## [TASK]
Repeat all of the data precisely.
*** ENTRIES PROVIDED
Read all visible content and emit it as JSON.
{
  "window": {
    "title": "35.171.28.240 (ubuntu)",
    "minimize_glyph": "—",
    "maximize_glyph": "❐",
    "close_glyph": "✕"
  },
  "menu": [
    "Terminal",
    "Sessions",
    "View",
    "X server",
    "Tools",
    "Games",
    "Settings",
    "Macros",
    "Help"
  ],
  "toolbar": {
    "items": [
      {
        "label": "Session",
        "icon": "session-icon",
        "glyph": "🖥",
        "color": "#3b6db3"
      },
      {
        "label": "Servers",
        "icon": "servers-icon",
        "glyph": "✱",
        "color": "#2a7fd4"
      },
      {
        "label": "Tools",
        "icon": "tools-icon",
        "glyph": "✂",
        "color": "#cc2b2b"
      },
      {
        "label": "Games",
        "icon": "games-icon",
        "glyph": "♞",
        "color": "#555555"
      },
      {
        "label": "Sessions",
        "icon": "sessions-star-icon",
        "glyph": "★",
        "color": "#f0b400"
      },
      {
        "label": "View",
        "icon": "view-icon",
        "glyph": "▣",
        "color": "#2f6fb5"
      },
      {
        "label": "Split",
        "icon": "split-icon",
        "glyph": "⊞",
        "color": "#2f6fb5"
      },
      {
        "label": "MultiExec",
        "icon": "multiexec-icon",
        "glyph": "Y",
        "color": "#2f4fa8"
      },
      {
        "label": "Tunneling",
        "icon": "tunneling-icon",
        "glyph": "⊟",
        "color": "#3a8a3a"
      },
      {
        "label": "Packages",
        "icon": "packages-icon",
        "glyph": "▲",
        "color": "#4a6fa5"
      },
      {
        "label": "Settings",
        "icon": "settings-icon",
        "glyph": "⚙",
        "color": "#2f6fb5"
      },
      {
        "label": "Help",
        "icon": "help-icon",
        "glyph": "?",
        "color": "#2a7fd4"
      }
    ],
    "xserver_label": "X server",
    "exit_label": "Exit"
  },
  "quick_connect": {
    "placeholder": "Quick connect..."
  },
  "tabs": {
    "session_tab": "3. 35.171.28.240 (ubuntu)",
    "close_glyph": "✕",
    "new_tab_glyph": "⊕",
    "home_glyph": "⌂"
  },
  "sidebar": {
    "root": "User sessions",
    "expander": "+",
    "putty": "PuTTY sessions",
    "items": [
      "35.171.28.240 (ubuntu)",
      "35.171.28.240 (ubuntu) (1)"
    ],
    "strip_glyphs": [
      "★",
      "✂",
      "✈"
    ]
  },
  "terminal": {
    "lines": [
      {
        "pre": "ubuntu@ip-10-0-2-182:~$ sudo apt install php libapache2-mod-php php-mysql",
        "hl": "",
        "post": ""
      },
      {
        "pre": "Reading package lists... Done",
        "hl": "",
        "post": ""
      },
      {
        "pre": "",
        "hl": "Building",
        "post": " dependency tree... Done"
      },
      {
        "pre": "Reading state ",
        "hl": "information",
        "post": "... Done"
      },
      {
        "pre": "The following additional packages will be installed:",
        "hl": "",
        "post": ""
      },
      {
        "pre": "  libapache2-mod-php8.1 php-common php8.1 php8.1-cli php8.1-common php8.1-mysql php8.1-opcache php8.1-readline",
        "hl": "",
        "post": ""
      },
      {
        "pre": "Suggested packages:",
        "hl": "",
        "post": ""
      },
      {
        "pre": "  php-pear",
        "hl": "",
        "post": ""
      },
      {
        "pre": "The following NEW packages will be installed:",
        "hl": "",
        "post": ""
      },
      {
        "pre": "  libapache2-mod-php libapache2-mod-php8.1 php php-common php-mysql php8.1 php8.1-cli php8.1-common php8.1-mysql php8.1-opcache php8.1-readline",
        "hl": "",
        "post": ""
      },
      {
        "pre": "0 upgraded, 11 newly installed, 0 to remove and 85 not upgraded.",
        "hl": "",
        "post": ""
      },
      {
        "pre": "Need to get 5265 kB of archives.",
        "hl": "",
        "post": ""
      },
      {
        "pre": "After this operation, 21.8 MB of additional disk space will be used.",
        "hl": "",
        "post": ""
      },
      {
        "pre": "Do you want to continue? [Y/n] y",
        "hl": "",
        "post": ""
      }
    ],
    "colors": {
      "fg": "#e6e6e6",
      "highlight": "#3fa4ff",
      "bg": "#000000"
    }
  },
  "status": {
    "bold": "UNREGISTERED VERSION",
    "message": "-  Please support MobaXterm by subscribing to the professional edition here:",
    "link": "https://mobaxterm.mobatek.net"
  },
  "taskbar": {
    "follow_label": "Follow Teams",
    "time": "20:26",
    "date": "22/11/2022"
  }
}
******
## [SOLUTION FOR THIS EXERCISE]
Read all visible content and emit it as JSON.
{
  "window": {
    "title": "35.171.28.240 (ubuntu)",
    "minimize_glyph": "—",
    "maximize_glyph": "❐",
    "close_glyph": "✕"
  },
  "menu": [
    "Terminal",
    "Sessions",
    "View",
    "X server",
    "Tools",
    "Games",
    "Settings",
    "Macros",
    "Help"
  ],
  "toolbar": {
    "items": [
      {
        "label": "Session",
        "icon": "session-icon",
        "glyph": "🖥",
        "color": "#3b6db3"
      },
      {
        "label": "Servers",
        "icon": "servers-icon",
        "glyph": "✱",
        "color": "#2a7fd4"
      },
      {
        "label": "Tools",
        "icon": "tools-icon",
        "glyph": "✂",
        "color": "#cc2b2b"
      },
      {
        "label": "Games",
        "icon": "games-icon",
        "glyph": "♞",
        "color": "#555555"
      },
      {
        "label": "Sessions",
        "icon": "sessions-star-icon",
        "glyph": "★",
        "color": "#f0b400"
      },
      {
        "label": "View",
        "icon": "view-icon",
        "glyph": "▣",
        "color": "#2f6fb5"
      },
      {
        "label": "Split",
        "icon": "split-icon",
        "glyph": "⊞",
        "color": "#2f6fb5"
      },
      {
        "label": "MultiExec",
        "icon": "multiexec-icon",
        "glyph": "Y",
        "color": "#2f4fa8"
      },
      {
        "label": "Tunneling",
        "icon": "tunneling-icon",
        "glyph": "⊟",
        "color": "#3a8a3a"
      },
      {
        "label": "Packages",
        "icon": "packages-icon",
        "glyph": "▲",
        "color": "#4a6fa5"
      },
      {
        "label": "Settings",
        "icon": "settings-icon",
        "glyph": "⚙",
        "color": "#2f6fb5"
      },
      {
        "label": "Help",
        "icon": "help-icon",
        "glyph": "?",
        "color": "#2a7fd4"
      }
    ],
    "xserver_label": "X server",
    "exit_label": "Exit"
  },
  "quick_connect": {
    "placeholder": "Quick connect..."
  },
  "tabs": {
    "session_tab": "3. 35.171.28.240 (ubuntu)",
    "close_glyph": "✕",
    "new_tab_glyph": "⊕",
    "home_glyph": "⌂"
  },
  "sidebar": {
    "root": "User sessions",
    "expander": "+",
    "putty": "PuTTY sessions",
    "items": [
      "35.171.28.240 (ubuntu)",
      "35.171.28.240 (ubuntu) (1)"
    ],
    "strip_glyphs": [
      "★",
      "✂",
      "✈"
    ]
  },
  "terminal": {
    "lines": [
      {
        "pre": "ubuntu@ip-10-0-2-182:~$ sudo apt install php libapache2-mod-php php-mysql",
        "hl": "",
        "post": ""
      },
      {
        "pre": "Reading package lists... Done",
        "hl": "",
        "post": ""
      },
      {
        "pre": "",
        "hl": "Building",
        "post": " dependency tree... Done"
      },
      {
        "pre": "Reading state ",
        "hl": "information",
        "post": "... Done"
      },
      {
        "pre": "The following additional packages will be installed:",
        "hl": "",
        "post": ""
      },
      {
        "pre": "  libapache2-mod-php8.1 php-common php8.1 php8.1-cli php8.1-common php8.1-mysql php8.1-opcache php8.1-readline",
        "hl": "",
        "post": ""
      },
      {
        "pre": "Suggested packages:",
        "hl": "",
        "post": ""
      },
      {
        "pre": "  php-pear",
        "hl": "",
        "post": ""
      },
      {
        "pre": "The following NEW packages will be installed:",
        "hl": "",
        "post": ""
      },
      {
        "pre": "  libapache2-mod-php libapache2-mod-php8.1 php php-common php-mysql php8.1 php8.1-cli php8.1-common php8.1-mysql php8.1-opcache php8.1-readline",
        "hl": "",
        "post": ""
      },
      {
        "pre": "0 upgraded, 11 newly installed, 0 to remove and 85 not upgraded.",
        "hl": "",
        "post": ""
      },
      {
        "pre": "Need to get 5265 kB of archives.",
        "hl": "",
        "post": ""
      },
      {
        "pre": "After this operation, 21.8 MB of additional disk space will be used.",
        "hl": "",
        "post": ""
      },
      {
        "pre": "Do you want to continue? [Y/n] y",
        "hl": "",
        "post": ""
      }
    ],
    "colors": {
      "fg": "#e6e6e6",
      "highlight": "#3fa4ff",
      "bg": "#000000"
    }
  },
  "status": {
    "bold": "UNREGISTERED VERSION",
    "message": "-  Please support MobaXterm by subscribing to the professional edition here:",
    "link": "https://mobaxterm.mobatek.net"
  },
  "taskbar": {
    "follow_label": "Follow Teams",
    "time": "20:26",
    "date": "22/11/2022"
  }
}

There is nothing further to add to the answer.